● **Data entries for graphics**:
************
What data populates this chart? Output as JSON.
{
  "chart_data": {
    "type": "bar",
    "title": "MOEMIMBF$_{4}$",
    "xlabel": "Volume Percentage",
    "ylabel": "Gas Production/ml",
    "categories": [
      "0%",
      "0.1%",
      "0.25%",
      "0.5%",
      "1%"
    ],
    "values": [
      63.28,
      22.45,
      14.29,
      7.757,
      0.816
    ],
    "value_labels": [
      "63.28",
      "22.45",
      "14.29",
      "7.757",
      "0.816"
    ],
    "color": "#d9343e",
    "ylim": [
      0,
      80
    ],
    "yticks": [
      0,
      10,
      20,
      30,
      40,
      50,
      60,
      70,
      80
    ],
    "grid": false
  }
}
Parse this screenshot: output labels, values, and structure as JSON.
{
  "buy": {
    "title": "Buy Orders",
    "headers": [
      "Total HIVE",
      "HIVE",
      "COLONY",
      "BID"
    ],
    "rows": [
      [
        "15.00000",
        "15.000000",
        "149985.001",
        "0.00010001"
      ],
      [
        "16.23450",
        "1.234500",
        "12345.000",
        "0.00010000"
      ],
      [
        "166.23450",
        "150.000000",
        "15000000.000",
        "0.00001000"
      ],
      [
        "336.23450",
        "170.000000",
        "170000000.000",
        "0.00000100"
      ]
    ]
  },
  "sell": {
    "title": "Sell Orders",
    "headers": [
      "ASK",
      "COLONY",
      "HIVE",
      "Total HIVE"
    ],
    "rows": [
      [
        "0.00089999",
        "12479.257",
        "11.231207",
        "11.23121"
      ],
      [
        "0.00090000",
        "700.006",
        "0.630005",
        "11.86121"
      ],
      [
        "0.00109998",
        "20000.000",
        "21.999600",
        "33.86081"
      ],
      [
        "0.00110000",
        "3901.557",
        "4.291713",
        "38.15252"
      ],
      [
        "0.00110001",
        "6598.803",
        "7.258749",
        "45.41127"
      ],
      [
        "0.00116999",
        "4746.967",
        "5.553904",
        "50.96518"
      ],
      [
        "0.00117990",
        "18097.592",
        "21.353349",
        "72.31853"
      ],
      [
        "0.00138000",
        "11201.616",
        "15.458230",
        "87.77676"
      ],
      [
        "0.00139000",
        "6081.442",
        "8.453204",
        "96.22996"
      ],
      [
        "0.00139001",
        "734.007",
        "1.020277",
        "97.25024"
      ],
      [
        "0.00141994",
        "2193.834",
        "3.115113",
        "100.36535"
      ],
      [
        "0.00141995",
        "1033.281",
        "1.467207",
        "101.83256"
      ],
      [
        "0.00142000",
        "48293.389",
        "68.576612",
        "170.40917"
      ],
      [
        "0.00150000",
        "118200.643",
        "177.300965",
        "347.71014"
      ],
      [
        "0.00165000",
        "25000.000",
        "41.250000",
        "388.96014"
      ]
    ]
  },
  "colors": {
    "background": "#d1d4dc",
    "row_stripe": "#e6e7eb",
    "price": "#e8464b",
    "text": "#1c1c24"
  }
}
************
● **What you have to do**:
Among the lines of the data, identify those with the word "this". Copy each of them.

● **Output**:
What data populates this chart? Output as JSON.
Parse this screenshot: output labels, values, and structure as JSON.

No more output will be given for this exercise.